>> START Given information
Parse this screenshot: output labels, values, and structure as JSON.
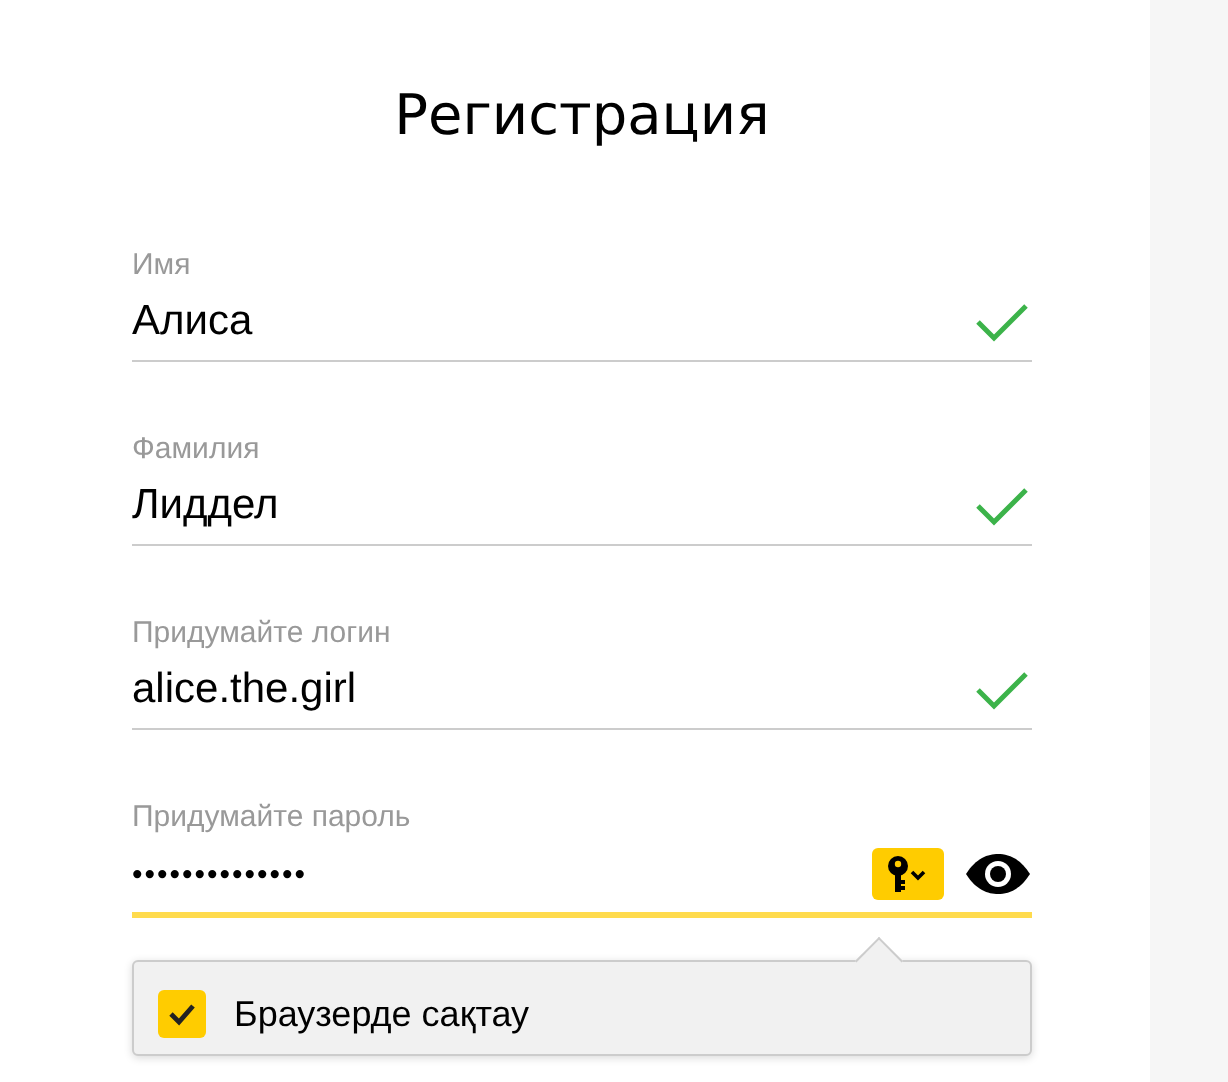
{
  "title": "Регистрация",
  "fields": [
    {
      "kind": "text",
      "label": "Имя",
      "value": "Алиса",
      "valid": true,
      "focused": false
    },
    {
      "kind": "text",
      "label": "Фамилия",
      "value": "Лиддел",
      "valid": true,
      "focused": false
    },
    {
      "kind": "text",
      "label": "Придумайте логин",
      "value": "alice.the.girl",
      "valid": true,
      "focused": false
    },
    {
      "kind": "password",
      "label": "Придумайте пароль",
      "value": "••••••••••••••",
      "valid": false,
      "focused": true
    }
  ],
  "save_popup": {
    "label": "Браузерде сақтау",
    "checked": true
  }
}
>> END Given information
Exercise.
Send back the data above word for word, with the pictures left out.

Solution for this exercise.
Parse this screenshot: output labels, values, and structure as JSON.
{
  "title": "Регистрация",
  "fields": [
    {
      "kind": "text",
      "label": "Имя",
      "value": "Алиса",
      "valid": true,
      "focused": false
    },
    {
      "kind": "text",
      "label": "Фамилия",
      "value": "Лиддел",
      "valid": true,
      "focused": false
    },
    {
      "kind": "text",
      "label": "Придумайте логин",
      "value": "alice.the.girl",
      "valid": true,
      "focused": false
    },
    {
      "kind": "password",
      "label": "Придумайте пароль",
      "value": "••••••••••••••",
      "valid": false,
      "focused": true
    }
  ],
  "save_popup": {
    "label": "Браузерде сақтау",
    "checked": true
  }
}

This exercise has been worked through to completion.